**Dataset listings of figures:**
>> BEGIN

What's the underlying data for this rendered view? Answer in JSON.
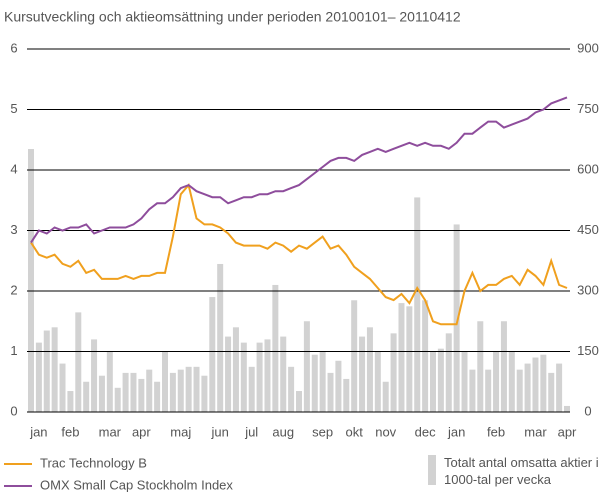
{
  "chart_data": {
    "type": "combo",
    "title": "Kursutveckling och aktieomsättning under perioden 20100101– 20110412",
    "categories": [
      null,
      "jan",
      null,
      null,
      null,
      "feb",
      null,
      null,
      null,
      null,
      "mar",
      null,
      null,
      null,
      "apr",
      null,
      null,
      null,
      null,
      "maj",
      null,
      null,
      null,
      null,
      "jun",
      null,
      null,
      null,
      "jul",
      null,
      null,
      null,
      "aug",
      null,
      null,
      null,
      null,
      "sep",
      null,
      null,
      null,
      "okt",
      null,
      null,
      null,
      "nov",
      null,
      null,
      null,
      null,
      "dec",
      null,
      null,
      null,
      "jan",
      null,
      null,
      null,
      null,
      "feb",
      null,
      null,
      null,
      null,
      "mar",
      null,
      null,
      null,
      "apr"
    ],
    "ylim": [
      0,
      6
    ],
    "yticks": [
      0,
      1,
      2,
      3,
      4,
      5,
      6
    ],
    "y2lim": [
      0,
      900
    ],
    "y2ticks": [
      0,
      150,
      300,
      450,
      600,
      750,
      900
    ],
    "grid": true,
    "series": [
      {
        "name": "Totalt antal omsatta aktier i 1000-tal per vecka",
        "type": "bar",
        "axis": "y2",
        "color": "#d2d2d2",
        "values": [
          652,
          172,
          202,
          210,
          120,
          52,
          247,
          75,
          180,
          90,
          150,
          60,
          97,
          97,
          82,
          105,
          75,
          150,
          97,
          105,
          112,
          112,
          90,
          285,
          367,
          187,
          210,
          172,
          112,
          172,
          180,
          315,
          187,
          112,
          52,
          225,
          142,
          150,
          97,
          127,
          82,
          277,
          187,
          210,
          150,
          75,
          195,
          270,
          262,
          532,
          277,
          150,
          157,
          195,
          465,
          150,
          105,
          225,
          105,
          150,
          225,
          150,
          105,
          120,
          135,
          142,
          97,
          120,
          15
        ]
      },
      {
        "name": "Trac Technology B",
        "type": "line",
        "color": "#f0a01e",
        "values": [
          2.8,
          2.6,
          2.55,
          2.6,
          2.45,
          2.4,
          2.5,
          2.3,
          2.35,
          2.2,
          2.2,
          2.2,
          2.25,
          2.2,
          2.25,
          2.25,
          2.3,
          2.3,
          2.9,
          3.6,
          3.75,
          3.2,
          3.1,
          3.1,
          3.05,
          2.95,
          2.8,
          2.75,
          2.75,
          2.75,
          2.7,
          2.8,
          2.75,
          2.65,
          2.75,
          2.7,
          2.8,
          2.9,
          2.7,
          2.75,
          2.6,
          2.4,
          2.3,
          2.2,
          2.05,
          1.9,
          1.85,
          1.95,
          1.8,
          2.05,
          1.85,
          1.5,
          1.45,
          1.45,
          1.45,
          2.0,
          2.3,
          2.0,
          2.1,
          2.1,
          2.2,
          2.25,
          2.1,
          2.35,
          2.25,
          2.1,
          2.5,
          2.1,
          2.05
        ]
      },
      {
        "name": "OMX Small Cap Stockholm Index",
        "type": "line",
        "color": "#8e4d9c",
        "values": [
          2.8,
          3.0,
          2.95,
          3.05,
          3.0,
          3.05,
          3.05,
          3.1,
          2.95,
          3.0,
          3.05,
          3.05,
          3.05,
          3.1,
          3.2,
          3.35,
          3.45,
          3.45,
          3.55,
          3.7,
          3.75,
          3.65,
          3.6,
          3.55,
          3.55,
          3.45,
          3.5,
          3.55,
          3.55,
          3.6,
          3.6,
          3.65,
          3.65,
          3.7,
          3.75,
          3.85,
          3.95,
          4.05,
          4.15,
          4.2,
          4.2,
          4.15,
          4.25,
          4.3,
          4.35,
          4.3,
          4.35,
          4.4,
          4.45,
          4.4,
          4.45,
          4.4,
          4.4,
          4.35,
          4.45,
          4.6,
          4.6,
          4.7,
          4.8,
          4.8,
          4.7,
          4.75,
          4.8,
          4.85,
          4.95,
          5.0,
          5.1,
          5.15,
          5.2
        ]
      }
    ]
  }
}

>> END

**Brief:**
Return the listing above in full and without alteration, excluding its pictures.

**Answer in full:**
What's the underlying data for this rendered view? Answer in JSON.
{
  "chart_data": {
    "type": "combo",
    "title": "Kursutveckling och aktieomsättning under perioden 20100101– 20110412",
    "categories": [
      null,
      "jan",
      null,
      null,
      null,
      "feb",
      null,
      null,
      null,
      null,
      "mar",
      null,
      null,
      null,
      "apr",
      null,
      null,
      null,
      null,
      "maj",
      null,
      null,
      null,
      null,
      "jun",
      null,
      null,
      null,
      "jul",
      null,
      null,
      null,
      "aug",
      null,
      null,
      null,
      null,
      "sep",
      null,
      null,
      null,
      "okt",
      null,
      null,
      null,
      "nov",
      null,
      null,
      null,
      null,
      "dec",
      null,
      null,
      null,
      "jan",
      null,
      null,
      null,
      null,
      "feb",
      null,
      null,
      null,
      null,
      "mar",
      null,
      null,
      null,
      "apr"
    ],
    "ylim": [
      0,
      6
    ],
    "yticks": [
      0,
      1,
      2,
      3,
      4,
      5,
      6
    ],
    "y2lim": [
      0,
      900
    ],
    "y2ticks": [
      0,
      150,
      300,
      450,
      600,
      750,
      900
    ],
    "grid": true,
    "series": [
      {
        "name": "Totalt antal omsatta aktier i 1000-tal per vecka",
        "type": "bar",
        "axis": "y2",
        "color": "#d2d2d2",
        "values": [
          652,
          172,
          202,
          210,
          120,
          52,
          247,
          75,
          180,
          90,
          150,
          60,
          97,
          97,
          82,
          105,
          75,
          150,
          97,
          105,
          112,
          112,
          90,
          285,
          367,
          187,
          210,
          172,
          112,
          172,
          180,
          315,
          187,
          112,
          52,
          225,
          142,
          150,
          97,
          127,
          82,
          277,
          187,
          210,
          150,
          75,
          195,
          270,
          262,
          532,
          277,
          150,
          157,
          195,
          465,
          150,
          105,
          225,
          105,
          150,
          225,
          150,
          105,
          120,
          135,
          142,
          97,
          120,
          15
        ]
      },
      {
        "name": "Trac Technology B",
        "type": "line",
        "color": "#f0a01e",
        "values": [
          2.8,
          2.6,
          2.55,
          2.6,
          2.45,
          2.4,
          2.5,
          2.3,
          2.35,
          2.2,
          2.2,
          2.2,
          2.25,
          2.2,
          2.25,
          2.25,
          2.3,
          2.3,
          2.9,
          3.6,
          3.75,
          3.2,
          3.1,
          3.1,
          3.05,
          2.95,
          2.8,
          2.75,
          2.75,
          2.75,
          2.7,
          2.8,
          2.75,
          2.65,
          2.75,
          2.7,
          2.8,
          2.9,
          2.7,
          2.75,
          2.6,
          2.4,
          2.3,
          2.2,
          2.05,
          1.9,
          1.85,
          1.95,
          1.8,
          2.05,
          1.85,
          1.5,
          1.45,
          1.45,
          1.45,
          2.0,
          2.3,
          2.0,
          2.1,
          2.1,
          2.2,
          2.25,
          2.1,
          2.35,
          2.25,
          2.1,
          2.5,
          2.1,
          2.05
        ]
      },
      {
        "name": "OMX Small Cap Stockholm Index",
        "type": "line",
        "color": "#8e4d9c",
        "values": [
          2.8,
          3.0,
          2.95,
          3.05,
          3.0,
          3.05,
          3.05,
          3.1,
          2.95,
          3.0,
          3.05,
          3.05,
          3.05,
          3.1,
          3.2,
          3.35,
          3.45,
          3.45,
          3.55,
          3.7,
          3.75,
          3.65,
          3.6,
          3.55,
          3.55,
          3.45,
          3.5,
          3.55,
          3.55,
          3.6,
          3.6,
          3.65,
          3.65,
          3.7,
          3.75,
          3.85,
          3.95,
          4.05,
          4.15,
          4.2,
          4.2,
          4.15,
          4.25,
          4.3,
          4.35,
          4.3,
          4.35,
          4.4,
          4.45,
          4.4,
          4.45,
          4.4,
          4.4,
          4.35,
          4.45,
          4.6,
          4.6,
          4.7,
          4.8,
          4.8,
          4.7,
          4.75,
          4.8,
          4.85,
          4.95,
          5.0,
          5.1,
          5.15,
          5.2
        ]
      }
    ]
  }
}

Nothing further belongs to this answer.